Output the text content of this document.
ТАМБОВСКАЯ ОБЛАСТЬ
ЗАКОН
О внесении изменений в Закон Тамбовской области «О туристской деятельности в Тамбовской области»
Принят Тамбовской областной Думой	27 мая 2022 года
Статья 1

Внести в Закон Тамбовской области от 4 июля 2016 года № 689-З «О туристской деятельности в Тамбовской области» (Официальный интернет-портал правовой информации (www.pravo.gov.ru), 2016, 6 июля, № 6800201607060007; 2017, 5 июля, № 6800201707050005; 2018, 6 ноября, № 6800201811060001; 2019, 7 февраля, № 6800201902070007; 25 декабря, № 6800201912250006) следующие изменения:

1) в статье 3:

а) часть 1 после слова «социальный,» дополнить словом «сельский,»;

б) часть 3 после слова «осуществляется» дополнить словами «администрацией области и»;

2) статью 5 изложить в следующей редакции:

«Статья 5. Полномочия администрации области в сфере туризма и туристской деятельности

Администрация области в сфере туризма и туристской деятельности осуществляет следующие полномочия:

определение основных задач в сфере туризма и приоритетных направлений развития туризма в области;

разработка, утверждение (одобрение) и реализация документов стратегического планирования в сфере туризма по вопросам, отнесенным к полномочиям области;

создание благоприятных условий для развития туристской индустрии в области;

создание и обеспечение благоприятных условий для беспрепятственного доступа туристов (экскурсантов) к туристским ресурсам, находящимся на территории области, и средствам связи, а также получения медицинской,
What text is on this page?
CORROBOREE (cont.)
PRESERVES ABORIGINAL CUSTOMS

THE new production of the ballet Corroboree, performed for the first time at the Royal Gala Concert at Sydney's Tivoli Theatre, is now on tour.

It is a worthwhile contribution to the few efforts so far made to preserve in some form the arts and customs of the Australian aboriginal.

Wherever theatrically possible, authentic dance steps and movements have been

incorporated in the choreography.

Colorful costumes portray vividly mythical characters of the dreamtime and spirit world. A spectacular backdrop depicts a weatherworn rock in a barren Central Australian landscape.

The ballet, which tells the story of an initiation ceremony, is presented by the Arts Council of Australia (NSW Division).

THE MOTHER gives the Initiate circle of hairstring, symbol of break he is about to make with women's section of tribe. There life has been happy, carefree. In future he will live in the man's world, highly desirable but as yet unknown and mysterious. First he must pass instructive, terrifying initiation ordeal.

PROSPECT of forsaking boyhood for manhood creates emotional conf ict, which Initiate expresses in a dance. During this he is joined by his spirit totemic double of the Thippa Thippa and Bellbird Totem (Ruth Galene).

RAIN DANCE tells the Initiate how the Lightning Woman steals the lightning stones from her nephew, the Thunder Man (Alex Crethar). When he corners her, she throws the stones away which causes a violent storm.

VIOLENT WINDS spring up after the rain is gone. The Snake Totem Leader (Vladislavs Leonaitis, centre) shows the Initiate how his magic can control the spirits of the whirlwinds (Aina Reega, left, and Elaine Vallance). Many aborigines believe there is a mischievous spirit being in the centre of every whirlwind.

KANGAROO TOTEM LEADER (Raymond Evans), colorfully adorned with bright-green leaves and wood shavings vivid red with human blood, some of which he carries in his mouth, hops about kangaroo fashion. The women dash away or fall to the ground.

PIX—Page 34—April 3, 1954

● **Written problem**
Which lines hold the word "после"? Copy all of them.

● **Expected answer**
а) часть 1 после слова «социальный,» дополнить словом «сельский,»;
б) часть 3 после слова «осуществляется» дополнить словами «администрацией области и»;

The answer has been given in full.